§ Work instructions: Find each line with "безопасности" and copy it.

Collection entries
-.-.-

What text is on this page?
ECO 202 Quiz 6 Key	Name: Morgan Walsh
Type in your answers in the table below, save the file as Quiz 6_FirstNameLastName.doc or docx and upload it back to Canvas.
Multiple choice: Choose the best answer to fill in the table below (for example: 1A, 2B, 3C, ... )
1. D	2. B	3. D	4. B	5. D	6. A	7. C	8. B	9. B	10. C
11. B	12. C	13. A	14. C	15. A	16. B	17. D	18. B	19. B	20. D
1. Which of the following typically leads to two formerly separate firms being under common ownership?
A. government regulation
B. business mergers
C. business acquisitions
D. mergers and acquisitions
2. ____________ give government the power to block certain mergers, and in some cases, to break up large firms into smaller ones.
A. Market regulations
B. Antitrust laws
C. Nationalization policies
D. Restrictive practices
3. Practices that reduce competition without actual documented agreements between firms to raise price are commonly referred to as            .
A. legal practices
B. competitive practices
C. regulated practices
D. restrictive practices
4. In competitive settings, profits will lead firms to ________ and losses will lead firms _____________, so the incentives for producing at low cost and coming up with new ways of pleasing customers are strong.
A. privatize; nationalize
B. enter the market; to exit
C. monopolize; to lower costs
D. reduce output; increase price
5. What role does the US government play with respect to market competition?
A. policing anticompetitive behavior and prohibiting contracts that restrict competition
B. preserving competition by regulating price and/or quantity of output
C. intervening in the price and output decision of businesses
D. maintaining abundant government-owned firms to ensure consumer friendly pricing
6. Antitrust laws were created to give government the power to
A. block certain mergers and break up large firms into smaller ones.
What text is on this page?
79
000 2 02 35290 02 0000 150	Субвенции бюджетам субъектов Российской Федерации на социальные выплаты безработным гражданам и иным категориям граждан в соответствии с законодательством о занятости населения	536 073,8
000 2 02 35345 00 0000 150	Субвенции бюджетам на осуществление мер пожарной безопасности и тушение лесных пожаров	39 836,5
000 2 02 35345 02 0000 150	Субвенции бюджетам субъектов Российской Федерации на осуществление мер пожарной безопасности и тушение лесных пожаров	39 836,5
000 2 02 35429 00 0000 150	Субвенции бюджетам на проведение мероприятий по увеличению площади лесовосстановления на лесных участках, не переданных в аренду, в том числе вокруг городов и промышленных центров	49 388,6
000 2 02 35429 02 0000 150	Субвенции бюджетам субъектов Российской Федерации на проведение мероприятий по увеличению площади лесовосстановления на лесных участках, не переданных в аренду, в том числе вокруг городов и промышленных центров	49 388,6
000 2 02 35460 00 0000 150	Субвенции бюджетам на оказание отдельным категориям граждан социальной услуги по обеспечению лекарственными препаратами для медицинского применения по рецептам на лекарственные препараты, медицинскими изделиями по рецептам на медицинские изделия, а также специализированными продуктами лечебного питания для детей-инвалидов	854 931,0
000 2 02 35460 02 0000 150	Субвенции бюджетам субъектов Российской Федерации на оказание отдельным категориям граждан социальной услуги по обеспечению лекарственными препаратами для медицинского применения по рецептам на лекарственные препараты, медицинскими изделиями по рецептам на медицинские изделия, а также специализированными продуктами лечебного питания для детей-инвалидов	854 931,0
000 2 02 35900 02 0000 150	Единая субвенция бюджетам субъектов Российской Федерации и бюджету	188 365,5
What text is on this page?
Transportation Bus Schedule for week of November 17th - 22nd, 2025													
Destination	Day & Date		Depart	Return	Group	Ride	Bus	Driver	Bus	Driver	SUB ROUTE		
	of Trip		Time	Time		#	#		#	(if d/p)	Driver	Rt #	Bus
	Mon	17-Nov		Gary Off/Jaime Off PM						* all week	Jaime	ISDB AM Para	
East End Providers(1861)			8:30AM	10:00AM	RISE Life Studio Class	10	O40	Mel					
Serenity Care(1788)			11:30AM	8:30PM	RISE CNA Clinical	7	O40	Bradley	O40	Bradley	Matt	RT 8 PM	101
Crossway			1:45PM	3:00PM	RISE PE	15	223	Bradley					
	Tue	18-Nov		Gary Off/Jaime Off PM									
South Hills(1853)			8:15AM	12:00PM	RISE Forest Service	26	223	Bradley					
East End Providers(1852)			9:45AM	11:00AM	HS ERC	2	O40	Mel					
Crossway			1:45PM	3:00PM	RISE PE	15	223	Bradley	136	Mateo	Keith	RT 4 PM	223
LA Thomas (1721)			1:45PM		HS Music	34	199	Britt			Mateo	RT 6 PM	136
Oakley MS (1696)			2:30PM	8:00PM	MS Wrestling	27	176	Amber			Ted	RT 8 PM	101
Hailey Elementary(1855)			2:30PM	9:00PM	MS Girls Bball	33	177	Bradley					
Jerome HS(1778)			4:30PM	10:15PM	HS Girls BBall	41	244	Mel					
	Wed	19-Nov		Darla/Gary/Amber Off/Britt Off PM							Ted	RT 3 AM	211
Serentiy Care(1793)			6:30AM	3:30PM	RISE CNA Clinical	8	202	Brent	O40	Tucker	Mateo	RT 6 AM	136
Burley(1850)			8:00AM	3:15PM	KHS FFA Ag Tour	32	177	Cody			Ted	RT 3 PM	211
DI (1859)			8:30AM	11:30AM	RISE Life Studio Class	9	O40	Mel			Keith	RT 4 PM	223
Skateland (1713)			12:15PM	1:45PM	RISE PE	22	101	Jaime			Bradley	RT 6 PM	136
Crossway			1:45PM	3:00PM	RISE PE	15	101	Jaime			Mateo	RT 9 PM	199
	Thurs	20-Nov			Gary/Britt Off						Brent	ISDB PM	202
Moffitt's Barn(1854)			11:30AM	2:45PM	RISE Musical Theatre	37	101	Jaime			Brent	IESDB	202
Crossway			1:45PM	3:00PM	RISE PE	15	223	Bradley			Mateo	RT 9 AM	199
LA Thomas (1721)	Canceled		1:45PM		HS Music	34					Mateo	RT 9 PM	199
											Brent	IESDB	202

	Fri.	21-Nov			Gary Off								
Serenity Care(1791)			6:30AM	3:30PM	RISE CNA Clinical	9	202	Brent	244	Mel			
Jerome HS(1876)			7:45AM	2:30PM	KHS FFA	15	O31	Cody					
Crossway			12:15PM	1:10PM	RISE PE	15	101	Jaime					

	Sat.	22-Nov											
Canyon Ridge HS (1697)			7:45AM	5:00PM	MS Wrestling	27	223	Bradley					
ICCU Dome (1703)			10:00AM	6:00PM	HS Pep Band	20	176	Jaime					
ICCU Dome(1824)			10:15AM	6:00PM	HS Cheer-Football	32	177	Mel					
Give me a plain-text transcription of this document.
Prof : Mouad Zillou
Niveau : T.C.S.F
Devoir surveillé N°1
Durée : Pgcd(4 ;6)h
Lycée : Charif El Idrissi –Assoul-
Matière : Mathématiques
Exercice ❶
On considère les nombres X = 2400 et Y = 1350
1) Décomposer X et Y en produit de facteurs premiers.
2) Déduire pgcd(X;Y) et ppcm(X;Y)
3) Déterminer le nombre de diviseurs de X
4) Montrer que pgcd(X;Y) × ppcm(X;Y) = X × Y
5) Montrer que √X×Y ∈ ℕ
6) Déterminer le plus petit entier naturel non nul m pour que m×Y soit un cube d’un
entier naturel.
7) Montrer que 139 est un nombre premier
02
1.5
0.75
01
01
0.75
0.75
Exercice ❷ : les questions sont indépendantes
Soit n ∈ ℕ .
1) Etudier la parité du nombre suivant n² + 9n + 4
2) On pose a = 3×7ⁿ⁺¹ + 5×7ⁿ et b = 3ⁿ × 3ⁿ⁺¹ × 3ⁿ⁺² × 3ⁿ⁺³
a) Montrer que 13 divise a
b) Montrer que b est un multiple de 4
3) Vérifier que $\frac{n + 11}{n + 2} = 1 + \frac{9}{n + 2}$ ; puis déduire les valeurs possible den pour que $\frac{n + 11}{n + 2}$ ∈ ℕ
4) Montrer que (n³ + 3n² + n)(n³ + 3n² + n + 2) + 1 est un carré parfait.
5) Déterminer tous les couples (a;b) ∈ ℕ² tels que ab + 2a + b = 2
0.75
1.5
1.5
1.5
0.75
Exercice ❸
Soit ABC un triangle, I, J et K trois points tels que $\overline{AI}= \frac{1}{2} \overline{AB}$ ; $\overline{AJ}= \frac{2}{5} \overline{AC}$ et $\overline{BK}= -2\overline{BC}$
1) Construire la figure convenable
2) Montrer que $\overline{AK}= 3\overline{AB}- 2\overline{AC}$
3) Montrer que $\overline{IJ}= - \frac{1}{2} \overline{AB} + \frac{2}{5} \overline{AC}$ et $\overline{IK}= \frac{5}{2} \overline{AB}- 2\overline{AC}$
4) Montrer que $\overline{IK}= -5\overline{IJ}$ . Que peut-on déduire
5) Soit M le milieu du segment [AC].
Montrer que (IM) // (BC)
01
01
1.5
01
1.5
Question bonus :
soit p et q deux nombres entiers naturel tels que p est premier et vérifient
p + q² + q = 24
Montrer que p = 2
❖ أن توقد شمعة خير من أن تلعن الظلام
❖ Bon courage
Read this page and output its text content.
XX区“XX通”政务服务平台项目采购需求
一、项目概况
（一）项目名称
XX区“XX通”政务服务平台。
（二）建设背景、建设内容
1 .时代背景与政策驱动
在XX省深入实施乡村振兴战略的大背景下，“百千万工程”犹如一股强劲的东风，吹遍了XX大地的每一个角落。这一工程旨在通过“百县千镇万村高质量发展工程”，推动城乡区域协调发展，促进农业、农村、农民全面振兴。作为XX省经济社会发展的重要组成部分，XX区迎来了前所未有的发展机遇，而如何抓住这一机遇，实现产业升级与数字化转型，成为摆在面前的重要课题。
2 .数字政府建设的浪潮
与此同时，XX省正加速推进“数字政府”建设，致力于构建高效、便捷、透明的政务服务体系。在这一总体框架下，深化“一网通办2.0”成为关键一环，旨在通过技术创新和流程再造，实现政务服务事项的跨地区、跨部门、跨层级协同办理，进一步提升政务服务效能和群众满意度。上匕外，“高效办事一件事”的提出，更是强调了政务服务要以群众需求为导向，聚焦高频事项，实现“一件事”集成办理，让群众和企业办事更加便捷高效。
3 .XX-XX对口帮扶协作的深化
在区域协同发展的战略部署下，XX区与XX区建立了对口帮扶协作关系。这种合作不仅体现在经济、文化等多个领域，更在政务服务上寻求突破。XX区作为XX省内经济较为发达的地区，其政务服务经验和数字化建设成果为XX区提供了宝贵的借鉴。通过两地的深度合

-.-.-

§ The response:
000 2 02 35345 00 0000 150	Субвенции бюджетам на осуществление мер пожарной безопасности и тушение лесных пожаров	39 836,5
000 2 02 35345 02 0000 150	Субвенции бюджетам субъектов Российской Федерации на осуществление мер пожарной безопасности и тушение лесных пожаров	39 836,5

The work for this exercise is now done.